# [Your objective]
Write the records below out again exactly as given, with no images.

# [Source data]
────────

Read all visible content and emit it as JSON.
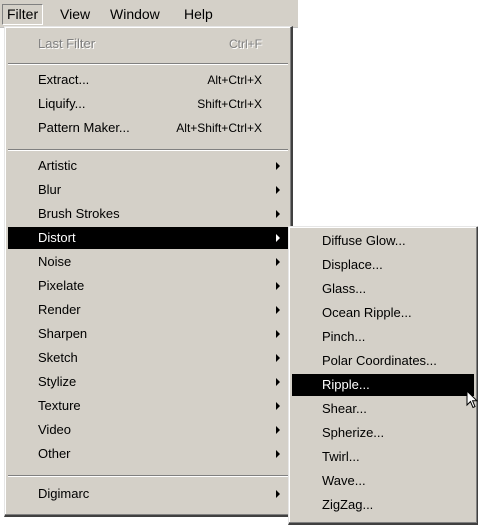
{
  "menubar": {
    "items": [
      {
        "label": "Filter",
        "active": true
      },
      {
        "label": "View",
        "active": false
      },
      {
        "label": "Window",
        "active": false
      },
      {
        "label": "Help",
        "active": false
      }
    ]
  },
  "filter_menu": {
    "last_filter": {
      "label": "Last Filter",
      "shortcut": "Ctrl+F",
      "enabled": false
    },
    "group1": [
      {
        "label": "Extract...",
        "shortcut": "Alt+Ctrl+X"
      },
      {
        "label": "Liquify...",
        "shortcut": "Shift+Ctrl+X"
      },
      {
        "label": "Pattern Maker...",
        "shortcut": "Alt+Shift+Ctrl+X"
      }
    ],
    "categories": [
      "Artistic",
      "Blur",
      "Brush Strokes",
      "Distort",
      "Noise",
      "Pixelate",
      "Render",
      "Sharpen",
      "Sketch",
      "Stylize",
      "Texture",
      "Video",
      "Other"
    ],
    "highlighted_category": "Distort",
    "footer": [
      "Digimarc"
    ]
  },
  "distort_submenu": {
    "items": [
      "Diffuse Glow...",
      "Displace...",
      "Glass...",
      "Ocean Ripple...",
      "Pinch...",
      "Polar Coordinates...",
      "Ripple...",
      "Shear...",
      "Spherize...",
      "Twirl...",
      "Wave...",
      "ZigZag..."
    ],
    "highlighted_item": "Ripple..."
  },
  "colors": {
    "menu_bg": "#d4d0c8",
    "highlight_bg": "#000000",
    "highlight_text": "#ffffff",
    "disabled_text": "#808080"
  }
}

────────

# [Task result]
Read all visible content and emit it as JSON.
{
  "menubar": {
    "items": [
      {
        "label": "Filter",
        "active": true
      },
      {
        "label": "View",
        "active": false
      },
      {
        "label": "Window",
        "active": false
      },
      {
        "label": "Help",
        "active": false
      }
    ]
  },
  "filter_menu": {
    "last_filter": {
      "label": "Last Filter",
      "shortcut": "Ctrl+F",
      "enabled": false
    },
    "group1": [
      {
        "label": "Extract...",
        "shortcut": "Alt+Ctrl+X"
      },
      {
        "label": "Liquify...",
        "shortcut": "Shift+Ctrl+X"
      },
      {
        "label": "Pattern Maker...",
        "shortcut": "Alt+Shift+Ctrl+X"
      }
    ],
    "categories": [
      "Artistic",
      "Blur",
      "Brush Strokes",
      "Distort",
      "Noise",
      "Pixelate",
      "Render",
      "Sharpen",
      "Sketch",
      "Stylize",
      "Texture",
      "Video",
      "Other"
    ],
    "highlighted_category": "Distort",
    "footer": [
      "Digimarc"
    ]
  },
  "distort_submenu": {
    "items": [
      "Diffuse Glow...",
      "Displace...",
      "Glass...",
      "Ocean Ripple...",
      "Pinch...",
      "Polar Coordinates...",
      "Ripple...",
      "Shear...",
      "Spherize...",
      "Twirl...",
      "Wave...",
      "ZigZag..."
    ],
    "highlighted_item": "Ripple..."
  },
  "colors": {
    "menu_bg": "#d4d0c8",
    "highlight_bg": "#000000",
    "highlight_text": "#ffffff",
    "disabled_text": "#808080"
  }
}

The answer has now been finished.